(Data records)

+++

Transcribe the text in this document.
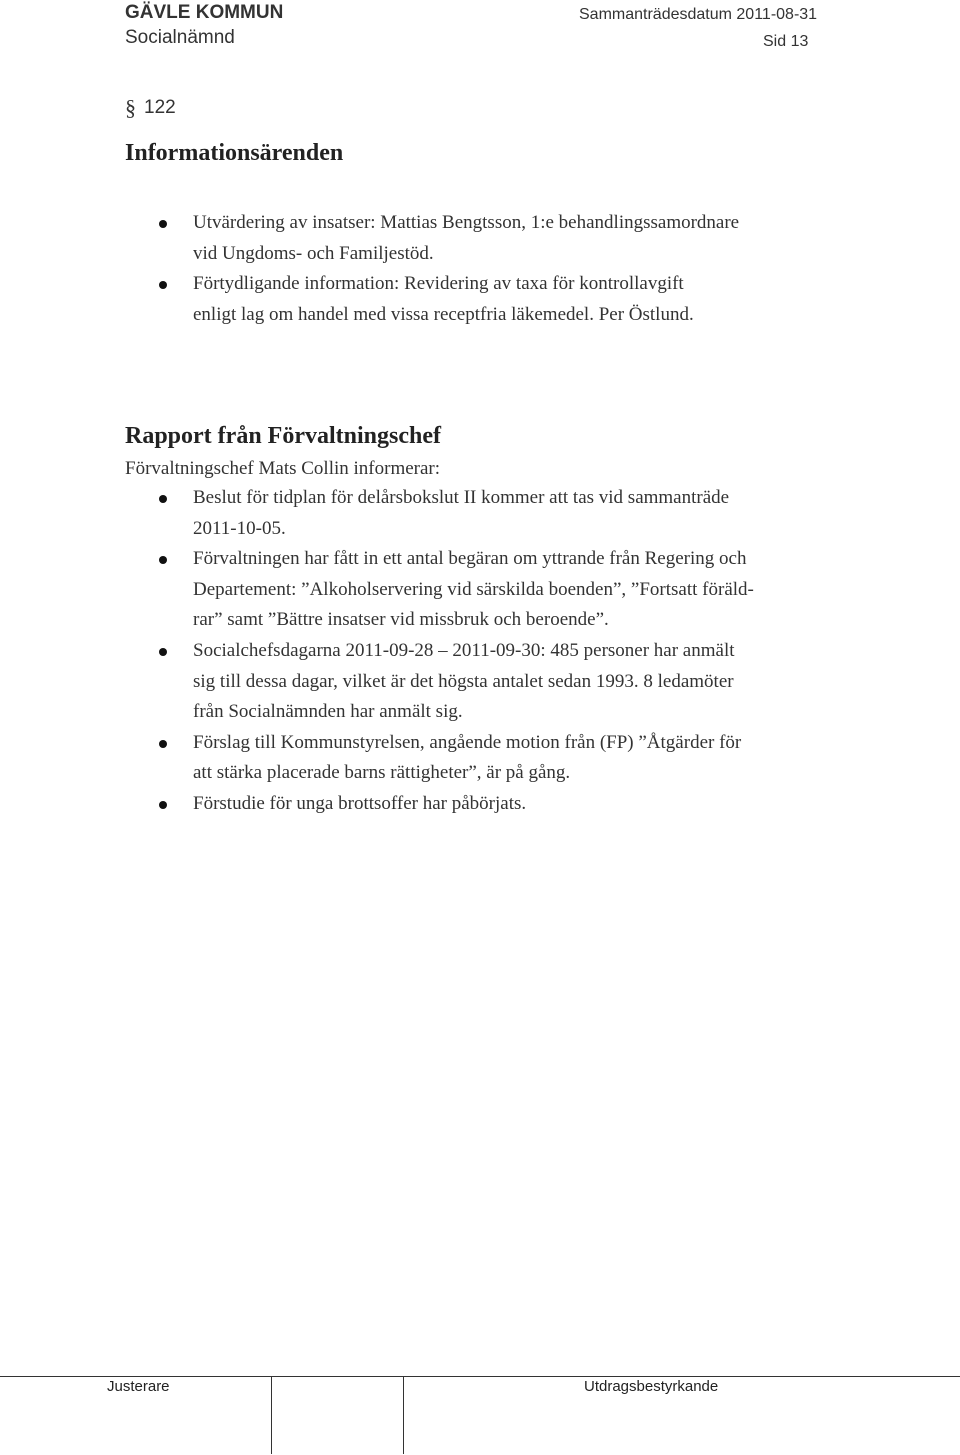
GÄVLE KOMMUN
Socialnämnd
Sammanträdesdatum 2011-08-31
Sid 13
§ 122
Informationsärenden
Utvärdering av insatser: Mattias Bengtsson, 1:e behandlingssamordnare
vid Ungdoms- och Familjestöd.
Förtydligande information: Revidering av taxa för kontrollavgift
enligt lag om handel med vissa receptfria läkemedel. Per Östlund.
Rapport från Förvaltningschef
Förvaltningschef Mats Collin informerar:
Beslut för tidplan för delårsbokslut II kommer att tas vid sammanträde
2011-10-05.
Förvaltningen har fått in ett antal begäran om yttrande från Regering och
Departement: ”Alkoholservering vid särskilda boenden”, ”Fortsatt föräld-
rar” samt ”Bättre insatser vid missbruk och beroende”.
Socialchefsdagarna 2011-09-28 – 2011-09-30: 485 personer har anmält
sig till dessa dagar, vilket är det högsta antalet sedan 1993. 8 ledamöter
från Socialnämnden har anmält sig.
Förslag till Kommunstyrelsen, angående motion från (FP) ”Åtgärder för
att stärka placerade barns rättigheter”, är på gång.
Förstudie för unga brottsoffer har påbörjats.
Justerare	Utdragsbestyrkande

+++

WHAT TO WORK ON: Copy the records above exactly, leaving out every picture.

ANSWER TO THE TASK:
Transcribe the text in this document.
GÄVLE KOMMUN
Socialnämnd
Sammanträdesdatum 2011-08-31
Sid 13
§ 122
Informationsärenden
Utvärdering av insatser: Mattias Bengtsson, 1:e behandlingssamordnare
vid Ungdoms- och Familjestöd.
Förtydligande information: Revidering av taxa för kontrollavgift
enligt lag om handel med vissa receptfria läkemedel. Per Östlund.
Rapport från Förvaltningschef
Förvaltningschef Mats Collin informerar:
Beslut för tidplan för delårsbokslut II kommer att tas vid sammanträde
2011-10-05.
Förvaltningen har fått in ett antal begäran om yttrande från Regering och
Departement: ”Alkoholservering vid särskilda boenden”, ”Fortsatt föräld-
rar” samt ”Bättre insatser vid missbruk och beroende”.
Socialchefsdagarna 2011-09-28 – 2011-09-30: 485 personer har anmält
sig till dessa dagar, vilket är det högsta antalet sedan 1993. 8 ledamöter
från Socialnämnden har anmält sig.
Förslag till Kommunstyrelsen, angående motion från (FP) ”Åtgärder för
att stärka placerade barns rättigheter”, är på gång.
Förstudie för unga brottsoffer har påbörjats.
Justerare	Utdragsbestyrkande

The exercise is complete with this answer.